Data excerpts
# # # #

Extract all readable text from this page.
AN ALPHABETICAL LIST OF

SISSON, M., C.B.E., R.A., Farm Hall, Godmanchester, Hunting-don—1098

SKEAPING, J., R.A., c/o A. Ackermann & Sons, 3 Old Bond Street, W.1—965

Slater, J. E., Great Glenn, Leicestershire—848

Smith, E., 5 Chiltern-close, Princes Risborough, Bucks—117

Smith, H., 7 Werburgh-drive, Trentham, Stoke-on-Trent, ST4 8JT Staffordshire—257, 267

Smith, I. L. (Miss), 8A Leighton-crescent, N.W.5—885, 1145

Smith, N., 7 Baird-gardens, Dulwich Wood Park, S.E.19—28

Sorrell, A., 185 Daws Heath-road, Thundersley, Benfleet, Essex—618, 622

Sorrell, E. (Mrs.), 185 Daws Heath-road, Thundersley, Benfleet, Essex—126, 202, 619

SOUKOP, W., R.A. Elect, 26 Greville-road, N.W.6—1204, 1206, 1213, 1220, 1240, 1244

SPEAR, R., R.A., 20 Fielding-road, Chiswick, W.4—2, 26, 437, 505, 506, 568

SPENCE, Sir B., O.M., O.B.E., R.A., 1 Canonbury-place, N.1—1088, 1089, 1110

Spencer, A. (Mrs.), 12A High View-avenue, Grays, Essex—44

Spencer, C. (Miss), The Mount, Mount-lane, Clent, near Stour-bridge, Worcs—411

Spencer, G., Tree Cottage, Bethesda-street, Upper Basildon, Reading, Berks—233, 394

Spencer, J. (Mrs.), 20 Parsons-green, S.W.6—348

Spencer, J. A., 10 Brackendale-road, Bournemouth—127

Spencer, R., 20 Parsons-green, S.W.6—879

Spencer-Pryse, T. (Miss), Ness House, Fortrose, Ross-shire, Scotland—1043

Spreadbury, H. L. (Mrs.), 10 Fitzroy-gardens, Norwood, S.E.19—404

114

# # # #

Print out all the entries precisely as written.

> _TASK RESULT_
Extract all readable text from this page.
AN ALPHABETICAL LIST OF

SISSON, M., C.B.E., R.A., Farm Hall, Godmanchester, Hunting-don—1098

SKEAPING, J., R.A., c/o A. Ackermann & Sons, 3 Old Bond Street, W.1—965

Slater, J. E., Great Glenn, Leicestershire—848

Smith, E., 5 Chiltern-close, Princes Risborough, Bucks—117

Smith, H., 7 Werburgh-drive, Trentham, Stoke-on-Trent, ST4 8JT Staffordshire—257, 267

Smith, I. L. (Miss), 8A Leighton-crescent, N.W.5—885, 1145

Smith, N., 7 Baird-gardens, Dulwich Wood Park, S.E.19—28

Sorrell, A., 185 Daws Heath-road, Thundersley, Benfleet, Essex—618, 622

Sorrell, E. (Mrs.), 185 Daws Heath-road, Thundersley, Benfleet, Essex—126, 202, 619

SOUKOP, W., R.A. Elect, 26 Greville-road, N.W.6—1204, 1206, 1213, 1220, 1240, 1244

SPEAR, R., R.A., 20 Fielding-road, Chiswick, W.4—2, 26, 437, 505, 506, 568

SPENCE, Sir B., O.M., O.B.E., R.A., 1 Canonbury-place, N.1—1088, 1089, 1110

Spencer, A. (Mrs.), 12A High View-avenue, Grays, Essex—44

Spencer, C. (Miss), The Mount, Mount-lane, Clent, near Stour-bridge, Worcs—411

Spencer, G., Tree Cottage, Bethesda-street, Upper Basildon, Reading, Berks—233, 394

Spencer, J. (Mrs.), 20 Parsons-green, S.W.6—348

Spencer, J. A., 10 Brackendale-road, Bournemouth—127

Spencer, R., 20 Parsons-green, S.W.6—879

Spencer-Pryse, T. (Miss), Ness House, Fortrose, Ross-shire, Scotland—1043

Spreadbury, H. L. (Mrs.), 10 Fitzroy-gardens, Norwood, S.E.19—404

114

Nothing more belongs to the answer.